** YOUR TASK **
Output the material below unchanged, apart from leaving out the pictures.

════════════════════

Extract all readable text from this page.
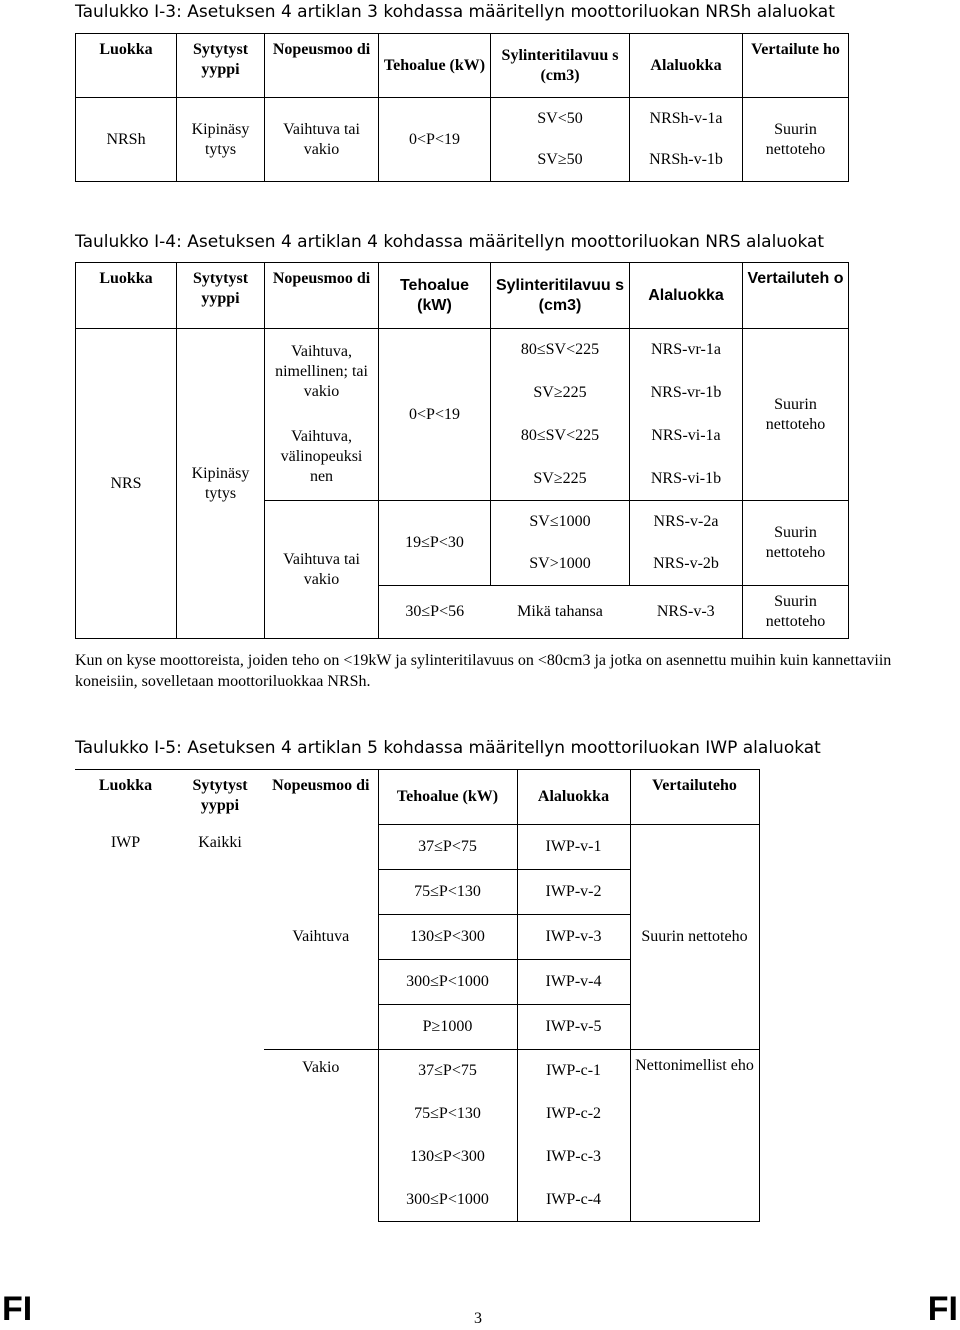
Taulukko I-3: Asetuksen 4 artiklan 3 kohdassa määritellyn moottoriluokan NRSh alaluokat
Luokka	Sytytyst yyppi	Nopeusmoo di	Tehoalue (kW)	Sylinteritilavuu s (cm3)	Alaluokka	Vertailute ho
NRSh	Kipinäsy tytys	Vaihtuva tai vakio	0<P<19	SV<50	NRSh-v-1a	Suurin nettoteho
				SV≥50	NRSh-v-1b	
Taulukko I-4: Asetuksen 4 artiklan 4 kohdassa määritellyn moottoriluokan NRS alaluokat
Luokka	Sytytyst yyppi	Nopeusmoo di	Tehoalue (kW)	Sylinteritilavuu s (cm3)	Alaluokka	Vertailuteh o
NRS	Kipinäsy tytys	Vaihtuva, nimellinen; tai vakio	0<P<19	80≤SV<225	NRS-vr-1a	Suurin nettoteho
				SV≥225	NRS-vr-1b	
		Vaihtuva, välinopeuksi nen		80≤SV<225	NRS-vi-1a	
				SV≥225	NRS-vi-1b	
		Vaihtuva tai vakio	19≤P<30	SV≤1000	NRS-v-2a	Suurin nettoteho
				SV>1000	NRS-v-2b	
			30≤P<56	Mikä tahansa	NRS-v-3	Suurin nettoteho
Kun on kyse moottoreista, joiden teho on <19kW ja sylinteritilavuus on <80cm3 ja jotka on asennettu muihin kuin kannettaviin koneisiin, sovelletaan moottoriluokkaa NRSh.
Taulukko I-5: Asetuksen 4 artiklan 5 kohdassa määritellyn moottoriluokan IWP alaluokat
Luokka	Sytytyst yyppi	Nopeusmoo di	Tehoalue (kW)	Alaluokka	Vertailuteho
IWP	Kaikki	Vaihtuva	37≤P<75	IWP-v-1	Suurin nettoteho
			75≤P<130	IWP-v-2	
			130≤P<300	IWP-v-3	
			300≤P<1000	IWP-v-4	
			P≥1000	IWP-v-5	
		Vakio	37≤P<75	IWP-c-1	Nettonimellist eho
			75≤P<130	IWP-c-2	
			130≤P<300	IWP-c-3	
			300≤P<1000	IWP-c-4	
FI	3	FI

════════════════════

** FULL SOLUTION **
Extract all readable text from this page.
Taulukko I-3: Asetuksen 4 artiklan 3 kohdassa määritellyn moottoriluokan NRSh alaluokat
Luokka	Sytytyst yyppi	Nopeusmoo di	Tehoalue (kW)	Sylinteritilavuu s (cm3)	Alaluokka	Vertailute ho
NRSh	Kipinäsy tytys	Vaihtuva tai vakio	0<P<19	SV<50	NRSh-v-1a	Suurin nettoteho
				SV≥50	NRSh-v-1b	
Taulukko I-4: Asetuksen 4 artiklan 4 kohdassa määritellyn moottoriluokan NRS alaluokat
Luokka	Sytytyst yyppi	Nopeusmoo di	Tehoalue (kW)	Sylinteritilavuu s (cm3)	Alaluokka	Vertailuteh o
NRS	Kipinäsy tytys	Vaihtuva, nimellinen; tai vakio	0<P<19	80≤SV<225	NRS-vr-1a	Suurin nettoteho
				SV≥225	NRS-vr-1b	
		Vaihtuva, välinopeuksi nen		80≤SV<225	NRS-vi-1a	
				SV≥225	NRS-vi-1b	
		Vaihtuva tai vakio	19≤P<30	SV≤1000	NRS-v-2a	Suurin nettoteho
				SV>1000	NRS-v-2b	
			30≤P<56	Mikä tahansa	NRS-v-3	Suurin nettoteho
Kun on kyse moottoreista, joiden teho on <19kW ja sylinteritilavuus on <80cm3 ja jotka on asennettu muihin kuin kannettaviin koneisiin, sovelletaan moottoriluokkaa NRSh.
Taulukko I-5: Asetuksen 4 artiklan 5 kohdassa määritellyn moottoriluokan IWP alaluokat
Luokka	Sytytyst yyppi	Nopeusmoo di	Tehoalue (kW)	Alaluokka	Vertailuteho
IWP	Kaikki	Vaihtuva	37≤P<75	IWP-v-1	Suurin nettoteho
			75≤P<130	IWP-v-2	
			130≤P<300	IWP-v-3	
			300≤P<1000	IWP-v-4	
			P≥1000	IWP-v-5	
		Vakio	37≤P<75	IWP-c-1	Nettonimellist eho
			75≤P<130	IWP-c-2	
			130≤P<300	IWP-c-3	
			300≤P<1000	IWP-c-4	
FI	3	FI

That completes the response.